[Records from a data source]
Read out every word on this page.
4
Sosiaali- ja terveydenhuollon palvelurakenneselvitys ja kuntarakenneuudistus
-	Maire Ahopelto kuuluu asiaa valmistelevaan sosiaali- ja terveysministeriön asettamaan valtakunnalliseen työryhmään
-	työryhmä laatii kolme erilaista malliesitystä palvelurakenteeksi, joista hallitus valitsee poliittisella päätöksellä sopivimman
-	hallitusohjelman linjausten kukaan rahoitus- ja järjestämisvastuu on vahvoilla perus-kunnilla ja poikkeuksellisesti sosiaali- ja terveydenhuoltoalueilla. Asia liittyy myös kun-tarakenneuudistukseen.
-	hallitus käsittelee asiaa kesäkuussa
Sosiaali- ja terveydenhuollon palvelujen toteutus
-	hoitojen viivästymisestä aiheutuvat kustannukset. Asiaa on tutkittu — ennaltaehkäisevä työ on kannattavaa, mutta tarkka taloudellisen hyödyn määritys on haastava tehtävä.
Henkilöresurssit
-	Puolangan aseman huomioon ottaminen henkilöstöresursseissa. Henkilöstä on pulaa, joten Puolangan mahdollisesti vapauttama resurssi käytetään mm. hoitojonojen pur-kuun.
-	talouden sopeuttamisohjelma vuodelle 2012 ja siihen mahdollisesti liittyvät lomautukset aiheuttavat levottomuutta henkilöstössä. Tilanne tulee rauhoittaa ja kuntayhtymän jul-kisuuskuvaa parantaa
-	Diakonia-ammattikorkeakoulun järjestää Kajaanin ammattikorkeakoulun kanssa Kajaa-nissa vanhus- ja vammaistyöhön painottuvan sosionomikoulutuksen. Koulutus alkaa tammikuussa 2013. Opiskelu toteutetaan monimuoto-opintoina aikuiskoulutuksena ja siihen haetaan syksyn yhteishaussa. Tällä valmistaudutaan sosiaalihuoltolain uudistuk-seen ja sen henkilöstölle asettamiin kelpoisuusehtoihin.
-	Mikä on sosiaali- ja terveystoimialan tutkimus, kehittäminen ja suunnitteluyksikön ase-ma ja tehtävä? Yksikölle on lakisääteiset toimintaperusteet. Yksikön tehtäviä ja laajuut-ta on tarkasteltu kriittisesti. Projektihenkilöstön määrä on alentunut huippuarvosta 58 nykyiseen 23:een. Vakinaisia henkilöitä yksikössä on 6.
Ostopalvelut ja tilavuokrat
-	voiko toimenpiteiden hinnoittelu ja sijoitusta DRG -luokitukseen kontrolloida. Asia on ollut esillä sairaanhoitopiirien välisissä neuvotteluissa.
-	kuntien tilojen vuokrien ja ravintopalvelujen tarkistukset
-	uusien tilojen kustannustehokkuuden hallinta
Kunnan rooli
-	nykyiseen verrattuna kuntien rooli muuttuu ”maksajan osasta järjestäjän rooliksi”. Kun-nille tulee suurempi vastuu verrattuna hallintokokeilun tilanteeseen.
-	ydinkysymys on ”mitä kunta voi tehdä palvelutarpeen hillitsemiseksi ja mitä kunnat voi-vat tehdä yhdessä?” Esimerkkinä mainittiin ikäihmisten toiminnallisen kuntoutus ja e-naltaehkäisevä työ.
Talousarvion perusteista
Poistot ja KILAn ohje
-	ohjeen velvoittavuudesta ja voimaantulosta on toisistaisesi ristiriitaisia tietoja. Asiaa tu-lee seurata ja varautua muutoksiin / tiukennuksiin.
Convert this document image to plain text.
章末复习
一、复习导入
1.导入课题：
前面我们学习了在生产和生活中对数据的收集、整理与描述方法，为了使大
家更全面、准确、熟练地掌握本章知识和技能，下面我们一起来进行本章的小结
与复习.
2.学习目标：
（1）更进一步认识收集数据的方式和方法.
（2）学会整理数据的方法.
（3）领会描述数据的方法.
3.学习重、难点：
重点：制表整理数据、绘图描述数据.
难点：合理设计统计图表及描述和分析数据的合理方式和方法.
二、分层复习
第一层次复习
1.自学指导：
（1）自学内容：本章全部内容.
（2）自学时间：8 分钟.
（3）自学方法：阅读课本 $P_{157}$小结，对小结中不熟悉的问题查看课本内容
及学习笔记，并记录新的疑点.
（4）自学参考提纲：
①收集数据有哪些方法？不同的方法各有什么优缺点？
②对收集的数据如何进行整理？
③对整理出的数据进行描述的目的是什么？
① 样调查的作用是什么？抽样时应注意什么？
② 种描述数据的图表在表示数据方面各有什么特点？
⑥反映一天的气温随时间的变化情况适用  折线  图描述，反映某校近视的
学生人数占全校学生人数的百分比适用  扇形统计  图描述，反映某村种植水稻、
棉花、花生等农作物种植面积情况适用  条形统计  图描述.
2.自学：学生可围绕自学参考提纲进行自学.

* Objective: Gather up the lines that contain the word "mahdollisesti".

* Completed exercise:
-	Puolangan aseman huomioon ottaminen henkilöstöresursseissa. Henkilöstä on pulaa, joten Puolangan mahdollisesti vapauttama resurssi käytetään mm. hoitojonojen pur-kuun.
-	talouden sopeuttamisohjelma vuodelle 2012 ja siihen mahdollisesti liittyvät lomautukset aiheuttavat levottomuutta henkilöstössä. Tilanne tulee rauhoittaa ja kuntayhtymän jul-kisuuskuvaa parantaa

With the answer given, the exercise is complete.